EXERCISE INPUTS:
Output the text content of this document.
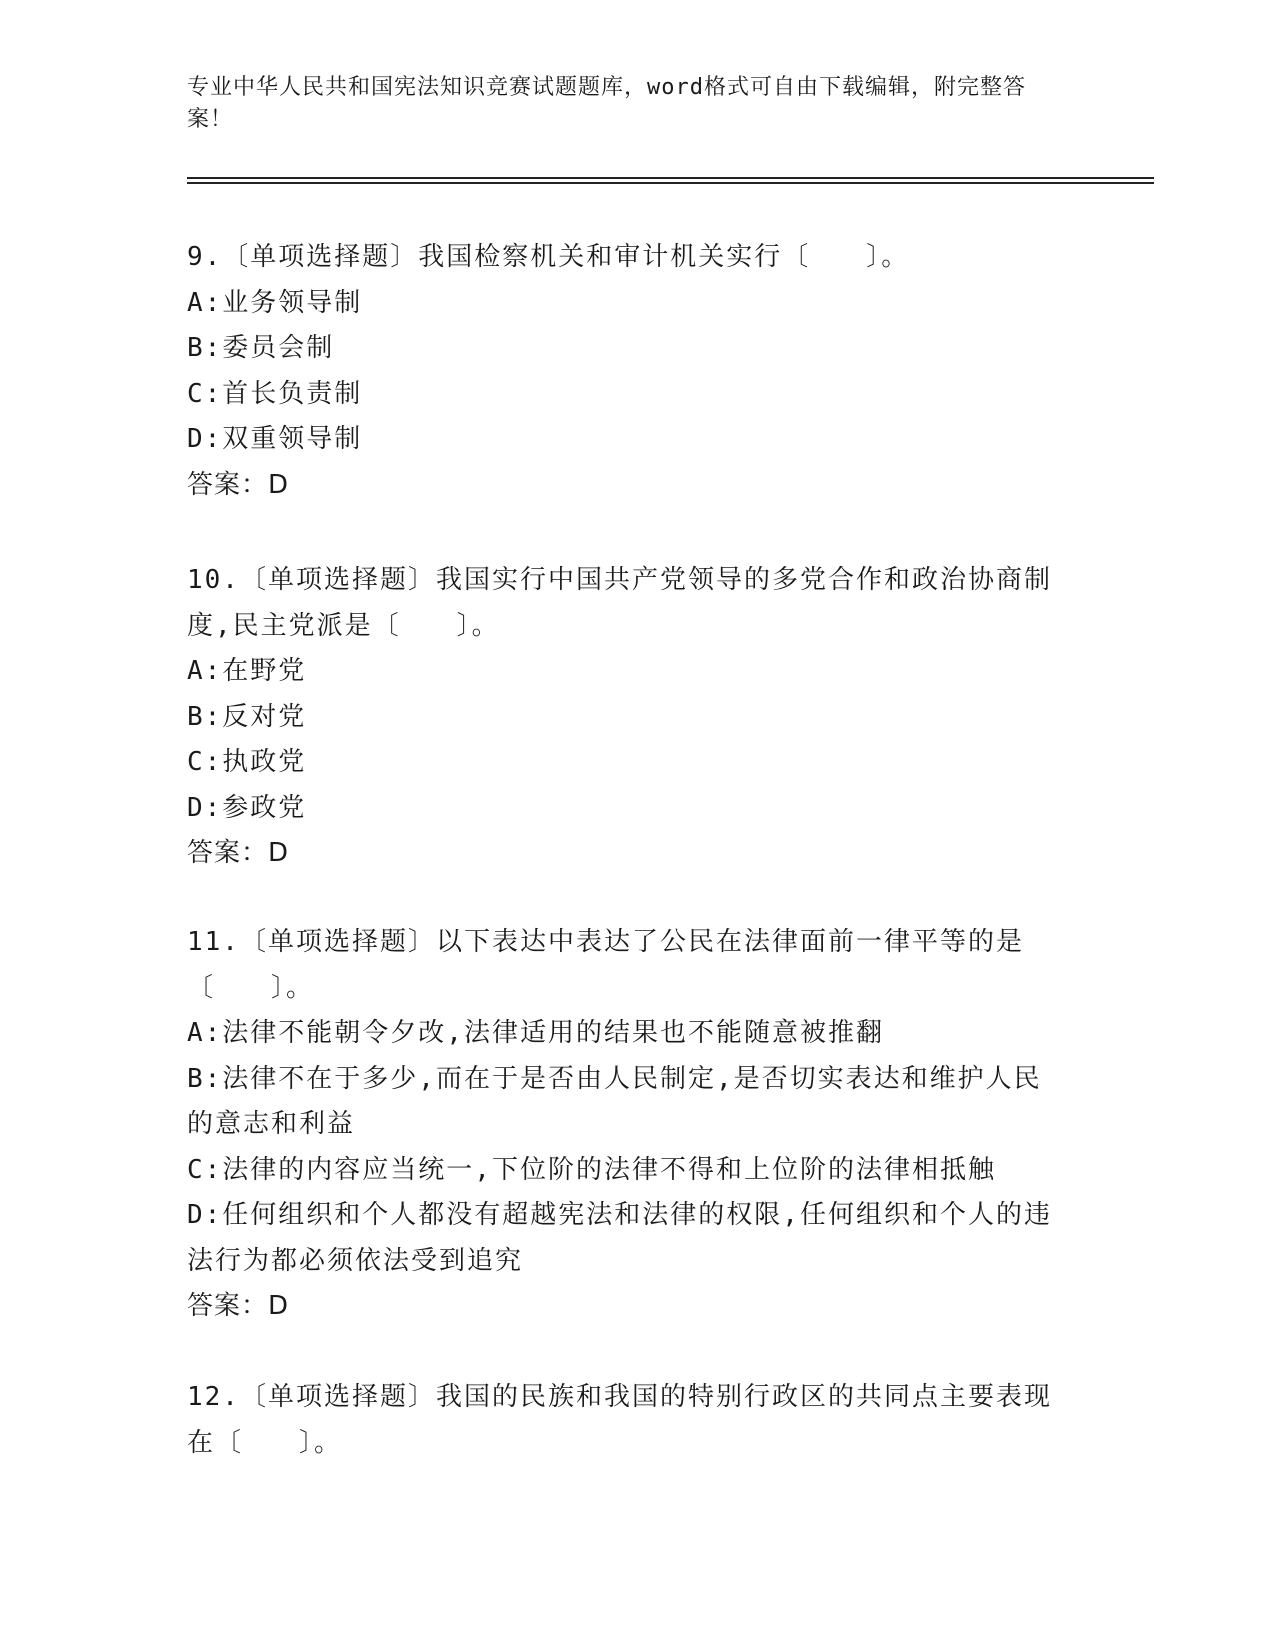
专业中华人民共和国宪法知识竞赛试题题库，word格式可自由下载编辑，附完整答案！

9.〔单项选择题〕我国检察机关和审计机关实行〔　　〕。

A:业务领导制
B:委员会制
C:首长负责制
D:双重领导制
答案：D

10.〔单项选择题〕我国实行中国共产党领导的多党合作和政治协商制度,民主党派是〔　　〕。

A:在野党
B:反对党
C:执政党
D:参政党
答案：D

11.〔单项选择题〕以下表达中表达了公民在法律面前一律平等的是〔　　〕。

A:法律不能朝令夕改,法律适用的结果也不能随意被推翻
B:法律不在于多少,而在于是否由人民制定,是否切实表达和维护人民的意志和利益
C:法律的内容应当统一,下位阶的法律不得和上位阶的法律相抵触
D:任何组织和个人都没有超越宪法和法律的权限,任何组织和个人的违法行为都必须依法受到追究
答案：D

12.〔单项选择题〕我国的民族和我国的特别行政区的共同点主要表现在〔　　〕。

GIVEN EXERCISE: Reproduce the material in full, word for word, and omit the pictures.

RESPONSE TO THIS EXERCISE:
Output the text content of this document.
专业中华人民共和国宪法知识竞赛试题题库，word格式可自由下载编辑，附完整答案！

9.〔单项选择题〕我国检察机关和审计机关实行〔　　〕。

A:业务领导制
B:委员会制
C:首长负责制
D:双重领导制
答案：D

10.〔单项选择题〕我国实行中国共产党领导的多党合作和政治协商制度,民主党派是〔　　〕。

A:在野党
B:反对党
C:执政党
D:参政党
答案：D

11.〔单项选择题〕以下表达中表达了公民在法律面前一律平等的是〔　　〕。

A:法律不能朝令夕改,法律适用的结果也不能随意被推翻
B:法律不在于多少,而在于是否由人民制定,是否切实表达和维护人民的意志和利益
C:法律的内容应当统一,下位阶的法律不得和上位阶的法律相抵触
D:任何组织和个人都没有超越宪法和法律的权限,任何组织和个人的违法行为都必须依法受到追究
答案：D

12.〔单项选择题〕我国的民族和我国的特别行政区的共同点主要表现在〔　　〕。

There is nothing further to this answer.